WRITTEN REQUEST
Each entry below should be echoed exactly, with pictures omitted.

(Records from a data collection)
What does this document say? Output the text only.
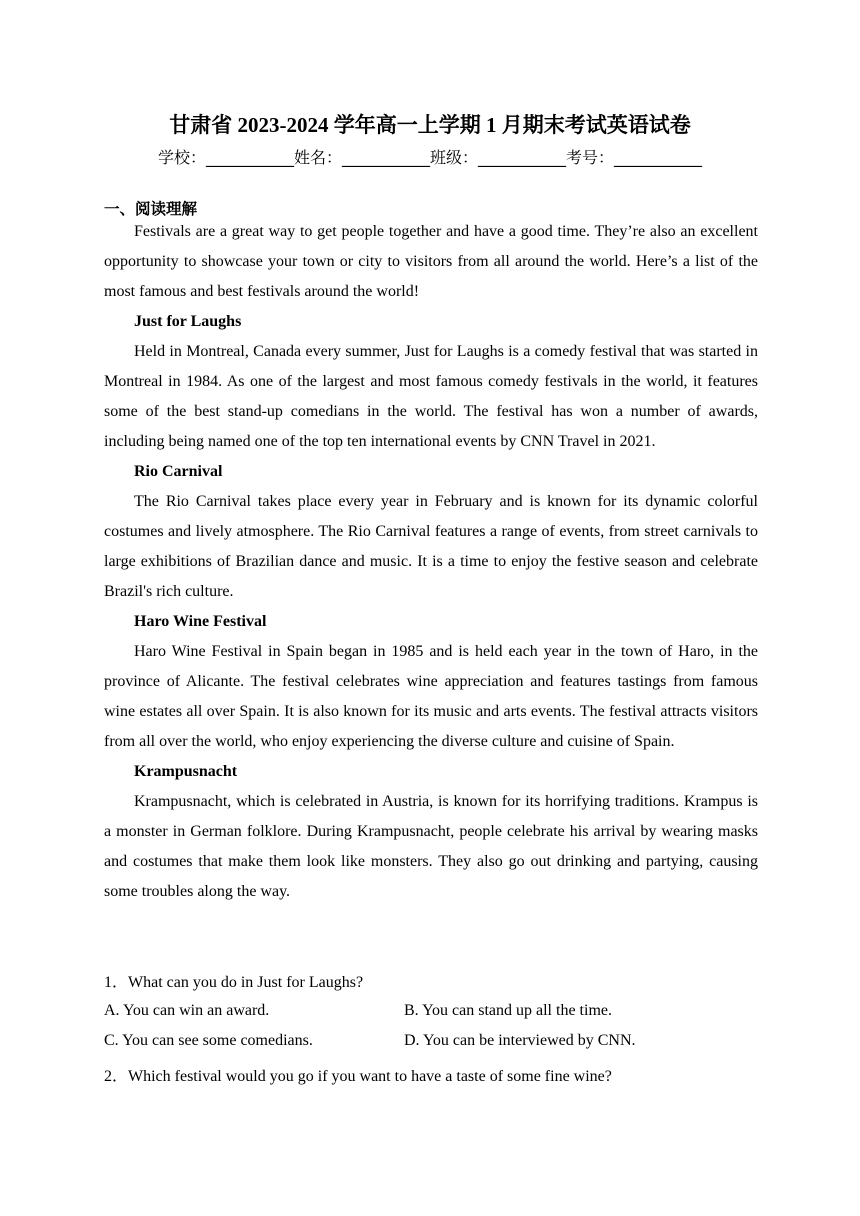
甘肃省 2023-2024 学年高一上学期 1 月期末考试英语试卷
学校：___________姓名：___________班级：___________考号：___________
一、阅读理解

Festivals are a great way to get people together and have a good time. They’re also an excellent opportunity to showcase your town or city to visitors from all around the world. Here’s a list of the most famous and best festivals around the world!

Just for Laughs

Held in Montreal, Canada every summer, Just for Laughs is a comedy festival that was started in Montreal in 1984. As one of the largest and most famous comedy festivals in the world, it features some of the best stand-up comedians in the world. The festival has won a number of awards, including being named one of the top ten international events by CNN Travel in 2021.

Rio Carnival

The Rio Carnival takes place every year in February and is known for its dynamic colorful costumes and lively atmosphere. The Rio Carnival features a range of events, from street carnivals to large exhibitions of Brazilian dance and music. It is a time to enjoy the festive season and celebrate Brazil's rich culture.

Haro Wine Festival

Haro Wine Festival in Spain began in 1985 and is held each year in the town of Haro, in the province of Alicante. The festival celebrates wine appreciation and features tastings from famous wine estates all over Spain. It is also known for its music and arts events. The festival attracts visitors from all over the world, who enjoy experiencing the diverse culture and cuisine of Spain.

Krampusnacht

Krampusnacht, which is celebrated in Austria, is known for its horrifying traditions. Krampus is a monster in German folklore. During Krampusnacht, people celebrate his arrival by wearing masks and costumes that make them look like monsters. They also go out drinking and partying, causing some troubles along the way.

1．What can you do in Just for Laughs?
A. You can win an award.	B. You can stand up all the time.
C. You can see some comedians.	D. You can be interviewed by CNN.
2．Which festival would you go if you want to have a taste of some fine wine?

FULL ANSWER
What does this document say? Output the text only.
甘肃省 2023-2024 学年高一上学期 1 月期末考试英语试卷
学校：___________姓名：___________班级：___________考号：___________
一、阅读理解

Festivals are a great way to get people together and have a good time. They’re also an excellent opportunity to showcase your town or city to visitors from all around the world. Here’s a list of the most famous and best festivals around the world!

Just for Laughs

Held in Montreal, Canada every summer, Just for Laughs is a comedy festival that was started in Montreal in 1984. As one of the largest and most famous comedy festivals in the world, it features some of the best stand-up comedians in the world. The festival has won a number of awards, including being named one of the top ten international events by CNN Travel in 2021.

Rio Carnival

The Rio Carnival takes place every year in February and is known for its dynamic colorful costumes and lively atmosphere. The Rio Carnival features a range of events, from street carnivals to large exhibitions of Brazilian dance and music. It is a time to enjoy the festive season and celebrate Brazil's rich culture.

Haro Wine Festival

Haro Wine Festival in Spain began in 1985 and is held each year in the town of Haro, in the province of Alicante. The festival celebrates wine appreciation and features tastings from famous wine estates all over Spain. It is also known for its music and arts events. The festival attracts visitors from all over the world, who enjoy experiencing the diverse culture and cuisine of Spain.

Krampusnacht

Krampusnacht, which is celebrated in Austria, is known for its horrifying traditions. Krampus is a monster in German folklore. During Krampusnacht, people celebrate his arrival by wearing masks and costumes that make them look like monsters. They also go out drinking and partying, causing some troubles along the way.

1．What can you do in Just for Laughs?
A. You can win an award.	B. You can stand up all the time.
C. You can see some comedians.	D. You can be interviewed by CNN.
2．Which festival would you go if you want to have a taste of some fine wine?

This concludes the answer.